REQUIREMENT
Set down, word for word, the lines from the one holding "Decode this chart: output" to the final line, both included, and skip the pictures.
========================================================================
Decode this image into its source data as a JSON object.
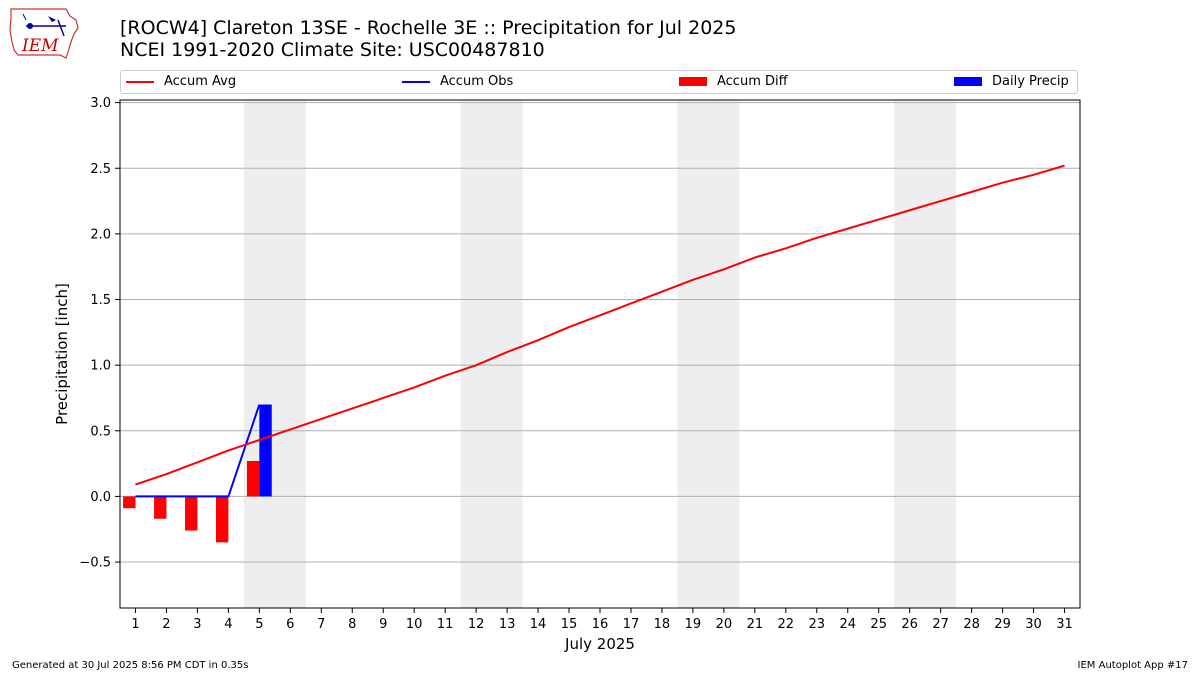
{
  "header": {
    "title": "[ROCW4] Clareton 13SE - Rochelle 3E :: Precipitation for Jul 2025",
    "subtitle": "NCEI 1991-2020 Climate Site: USC00487810",
    "logo_text": "IEM"
  },
  "legend": {
    "items": [
      {
        "label": "Accum Avg",
        "kind": "line",
        "color": "#ff0000"
      },
      {
        "label": "Accum Obs",
        "kind": "line",
        "color": "#0000ff"
      },
      {
        "label": "Accum Diff",
        "kind": "patch",
        "color": "#ff0000"
      },
      {
        "label": "Daily Precip",
        "kind": "patch",
        "color": "#0000ff"
      }
    ]
  },
  "footer": {
    "left": "Generated at 30 Jul 2025 8:56 PM CDT in 0.35s",
    "right": "IEM Autoplot App #17"
  },
  "chart_data": {
    "type": "bar",
    "xlabel": "July 2025",
    "ylabel": "Precipitation [inch]",
    "xlim": [
      0.5,
      31.5
    ],
    "ylim": [
      -0.85,
      3.02
    ],
    "yticks": [
      -0.5,
      0.0,
      0.5,
      1.0,
      1.5,
      2.0,
      2.5,
      3.0
    ],
    "ytick_labels": [
      "−0.5",
      "0.0",
      "0.5",
      "1.0",
      "1.5",
      "2.0",
      "2.5",
      "3.0"
    ],
    "xticks": [
      1,
      2,
      3,
      4,
      5,
      6,
      7,
      8,
      9,
      10,
      11,
      12,
      13,
      14,
      15,
      16,
      17,
      18,
      19,
      20,
      21,
      22,
      23,
      24,
      25,
      26,
      27,
      28,
      29,
      30,
      31
    ],
    "xtick_labels": [
      "1",
      "2",
      "3",
      "4",
      "5",
      "6",
      "7",
      "8",
      "9",
      "10",
      "11",
      "12",
      "13",
      "14",
      "15",
      "16",
      "17",
      "18",
      "19",
      "20",
      "21",
      "22",
      "23",
      "24",
      "25",
      "26",
      "27",
      "28",
      "29",
      "30",
      "31"
    ],
    "grid": "horizontal",
    "legend_position": "top",
    "weekend_days": [
      5,
      6,
      12,
      13,
      19,
      20,
      26,
      27
    ],
    "weekend_color": "#eeeeee",
    "accum_avg": {
      "name": "Accum Avg",
      "color": "#ff0000",
      "x": [
        1,
        2,
        3,
        4,
        5,
        6,
        7,
        8,
        9,
        10,
        11,
        12,
        13,
        14,
        15,
        16,
        17,
        18,
        19,
        20,
        21,
        22,
        23,
        24,
        25,
        26,
        27,
        28,
        29,
        30,
        31
      ],
      "y": [
        0.09,
        0.17,
        0.26,
        0.35,
        0.43,
        0.51,
        0.59,
        0.67,
        0.75,
        0.83,
        0.92,
        1.0,
        1.1,
        1.19,
        1.29,
        1.38,
        1.47,
        1.56,
        1.65,
        1.73,
        1.82,
        1.89,
        1.97,
        2.04,
        2.11,
        2.18,
        2.25,
        2.32,
        2.39,
        2.45,
        2.52
      ]
    },
    "accum_obs": {
      "name": "Accum Obs",
      "color": "#0000ff",
      "x": [
        1,
        2,
        3,
        4,
        5
      ],
      "y": [
        0.0,
        0.0,
        0.0,
        0.0,
        0.7
      ]
    },
    "accum_diff": {
      "name": "Accum Diff",
      "color": "#ff0000",
      "x": [
        1,
        2,
        3,
        4,
        5
      ],
      "y": [
        -0.09,
        -0.17,
        -0.26,
        -0.35,
        0.27
      ]
    },
    "daily_precip": {
      "name": "Daily Precip",
      "color": "#0000ff",
      "x": [
        5
      ],
      "y": [
        0.7
      ]
    }
  }
}
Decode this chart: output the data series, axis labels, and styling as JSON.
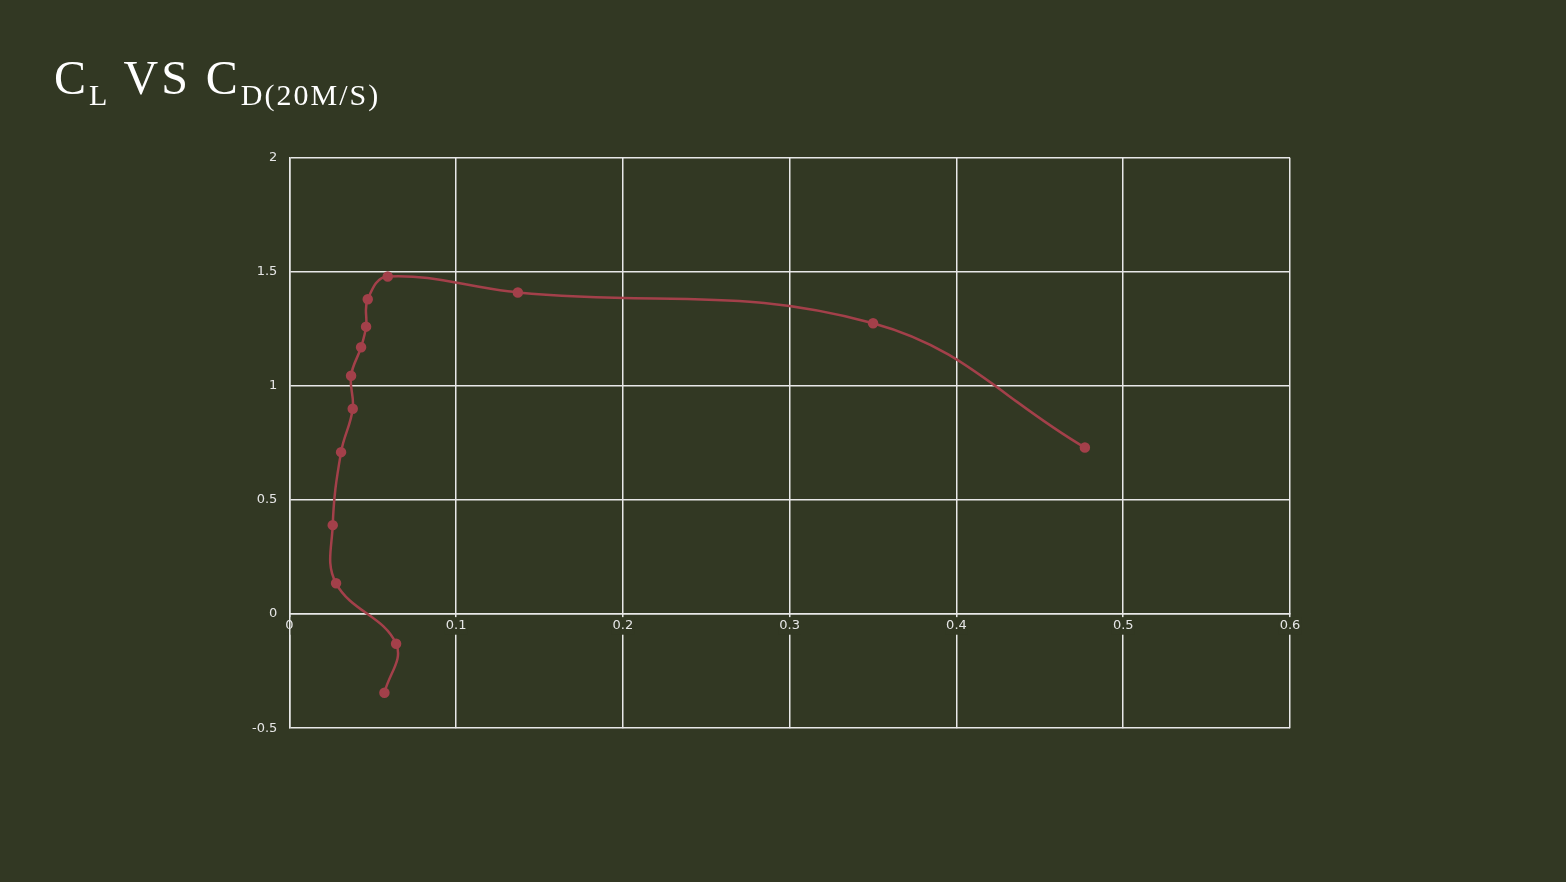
{
  "chart_data": {
    "type": "scatter",
    "title": "C$_{L}$ VS C$_{D(20M/S)}$",
    "series": [
      {
        "color": "#a3404a",
        "type": "line",
        "marker": "circle",
        "x": [
          0.057,
          0.064,
          0.028,
          0.026,
          0.031,
          0.038,
          0.037,
          0.043,
          0.046,
          0.047,
          0.059,
          0.137,
          0.35,
          0.477
        ],
        "values": [
          -0.345,
          -0.13,
          0.135,
          0.39,
          0.71,
          0.9,
          1.045,
          1.17,
          1.26,
          1.38,
          1.48,
          1.41,
          1.275,
          0.73
        ]
      }
    ],
    "xlim": [
      0,
      0.6
    ],
    "xticks": [
      0,
      0.1,
      0.2,
      0.3,
      0.4,
      0.5,
      0.6
    ],
    "ylim": [
      -0.5,
      2
    ],
    "yticks": [
      -0.5,
      0,
      0.5,
      1,
      1.5,
      2
    ],
    "grid": true,
    "legend": false
  }
}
========================================================================
SOLUTION FOR THIS EXERCISE
Decode this chart: output the data series, axis labels, and styling as JSON.
{
  "chart_data": {
    "type": "scatter",
    "title": "C$_{L}$ VS C$_{D(20M/S)}$",
    "series": [
      {
        "color": "#a3404a",
        "type": "line",
        "marker": "circle",
        "x": [
          0.057,
          0.064,
          0.028,
          0.026,
          0.031,
          0.038,
          0.037,
          0.043,
          0.046,
          0.047,
          0.059,
          0.137,
          0.35,
          0.477
        ],
        "values": [
          -0.345,
          -0.13,
          0.135,
          0.39,
          0.71,
          0.9,
          1.045,
          1.17,
          1.26,
          1.38,
          1.48,
          1.41,
          1.275,
          0.73
        ]
      }
    ],
    "xlim": [
      0,
      0.6
    ],
    "xticks": [
      0,
      0.1,
      0.2,
      0.3,
      0.4,
      0.5,
      0.6
    ],
    "ylim": [
      -0.5,
      2
    ],
    "yticks": [
      -0.5,
      0,
      0.5,
      1,
      1.5,
      2
    ],
    "grid": true,
    "legend": false
  }
}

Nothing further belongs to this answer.